Work instructions>
Reproduce each line from the records that holds "young".

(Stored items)
********

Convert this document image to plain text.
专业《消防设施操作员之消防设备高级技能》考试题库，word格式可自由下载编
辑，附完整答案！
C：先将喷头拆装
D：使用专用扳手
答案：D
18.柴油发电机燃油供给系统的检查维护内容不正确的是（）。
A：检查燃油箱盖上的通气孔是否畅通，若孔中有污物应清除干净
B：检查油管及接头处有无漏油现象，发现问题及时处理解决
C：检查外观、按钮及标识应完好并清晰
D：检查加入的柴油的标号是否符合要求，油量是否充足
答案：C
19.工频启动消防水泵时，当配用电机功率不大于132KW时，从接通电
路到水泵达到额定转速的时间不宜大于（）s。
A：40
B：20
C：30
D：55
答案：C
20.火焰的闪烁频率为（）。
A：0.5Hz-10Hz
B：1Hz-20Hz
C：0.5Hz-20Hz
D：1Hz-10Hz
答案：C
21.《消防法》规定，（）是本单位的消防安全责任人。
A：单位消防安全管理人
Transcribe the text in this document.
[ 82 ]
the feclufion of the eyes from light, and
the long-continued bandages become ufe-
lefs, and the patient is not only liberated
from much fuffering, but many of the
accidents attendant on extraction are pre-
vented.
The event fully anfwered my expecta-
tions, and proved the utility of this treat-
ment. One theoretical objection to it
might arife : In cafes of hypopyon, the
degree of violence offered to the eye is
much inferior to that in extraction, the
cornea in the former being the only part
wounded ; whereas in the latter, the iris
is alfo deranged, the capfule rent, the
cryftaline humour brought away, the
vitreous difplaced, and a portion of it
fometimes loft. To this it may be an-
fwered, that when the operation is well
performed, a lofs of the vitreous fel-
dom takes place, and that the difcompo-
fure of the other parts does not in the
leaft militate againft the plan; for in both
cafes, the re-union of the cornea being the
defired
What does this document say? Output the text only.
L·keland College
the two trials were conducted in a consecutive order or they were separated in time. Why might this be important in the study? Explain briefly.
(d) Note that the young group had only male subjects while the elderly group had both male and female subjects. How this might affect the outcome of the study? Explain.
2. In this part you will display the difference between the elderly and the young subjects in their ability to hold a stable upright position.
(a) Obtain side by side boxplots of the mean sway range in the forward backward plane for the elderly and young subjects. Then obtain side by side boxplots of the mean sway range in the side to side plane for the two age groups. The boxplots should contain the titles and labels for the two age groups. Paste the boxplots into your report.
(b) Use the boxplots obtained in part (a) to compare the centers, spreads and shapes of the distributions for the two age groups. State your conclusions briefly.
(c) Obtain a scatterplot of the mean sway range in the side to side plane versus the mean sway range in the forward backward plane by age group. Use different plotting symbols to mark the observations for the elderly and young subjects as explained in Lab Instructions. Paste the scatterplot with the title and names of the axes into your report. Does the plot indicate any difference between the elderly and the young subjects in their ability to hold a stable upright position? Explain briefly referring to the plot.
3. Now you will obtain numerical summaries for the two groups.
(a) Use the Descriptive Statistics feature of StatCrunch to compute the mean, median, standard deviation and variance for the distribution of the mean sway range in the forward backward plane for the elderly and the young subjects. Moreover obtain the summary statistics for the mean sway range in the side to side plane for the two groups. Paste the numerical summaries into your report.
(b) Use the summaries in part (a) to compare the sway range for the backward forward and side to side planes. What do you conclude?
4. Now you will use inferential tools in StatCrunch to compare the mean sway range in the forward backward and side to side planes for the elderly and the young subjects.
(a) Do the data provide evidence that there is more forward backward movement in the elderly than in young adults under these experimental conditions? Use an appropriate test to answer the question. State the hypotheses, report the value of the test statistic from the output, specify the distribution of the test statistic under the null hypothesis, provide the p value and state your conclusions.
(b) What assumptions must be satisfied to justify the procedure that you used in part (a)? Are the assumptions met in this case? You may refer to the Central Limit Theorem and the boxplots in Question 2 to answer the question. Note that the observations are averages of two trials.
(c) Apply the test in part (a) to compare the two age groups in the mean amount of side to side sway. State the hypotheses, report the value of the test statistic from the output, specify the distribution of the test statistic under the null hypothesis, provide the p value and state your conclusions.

********

Exercise output>
(d) Note that the young group had only male subjects while the elderly group had both male and female subjects. How this might affect the outcome of the study? Explain.
2. In this part you will display the difference between the elderly and the young subjects in their ability to hold a stable upright position.
(a) Obtain side by side boxplots of the mean sway range in the forward backward plane for the elderly and young subjects. Then obtain side by side boxplots of the mean sway range in the side to side plane for the two age groups. The boxplots should contain the titles and labels for the two age groups. Paste the boxplots into your report.
(c) Obtain a scatterplot of the mean sway range in the side to side plane versus the mean sway range in the forward backward plane by age group. Use different plotting symbols to mark the observations for the elderly and young subjects as explained in Lab Instructions. Paste the scatterplot with the title and names of the axes into your report. Does the plot indicate any difference between the elderly and the young subjects in their ability to hold a stable upright position? Explain briefly referring to the plot.
(a) Use the Descriptive Statistics feature of StatCrunch to compute the mean, median, standard deviation and variance for the distribution of the mean sway range in the forward backward plane for the elderly and the young subjects. Moreover obtain the summary statistics for the mean sway range in the side to side plane for the two groups. Paste the numerical summaries into your report.
4. Now you will use inferential tools in StatCrunch to compare the mean sway range in the forward backward and side to side planes for the elderly and the young subjects.
(a) Do the data provide evidence that there is more forward backward movement in the elderly than in young adults under these experimental conditions? Use an appropriate test to answer the question. State the hypotheses, report the value of the test statistic from the output, specify the distribution of the test statistic under the null hypothesis, provide the p value and state your conclusions.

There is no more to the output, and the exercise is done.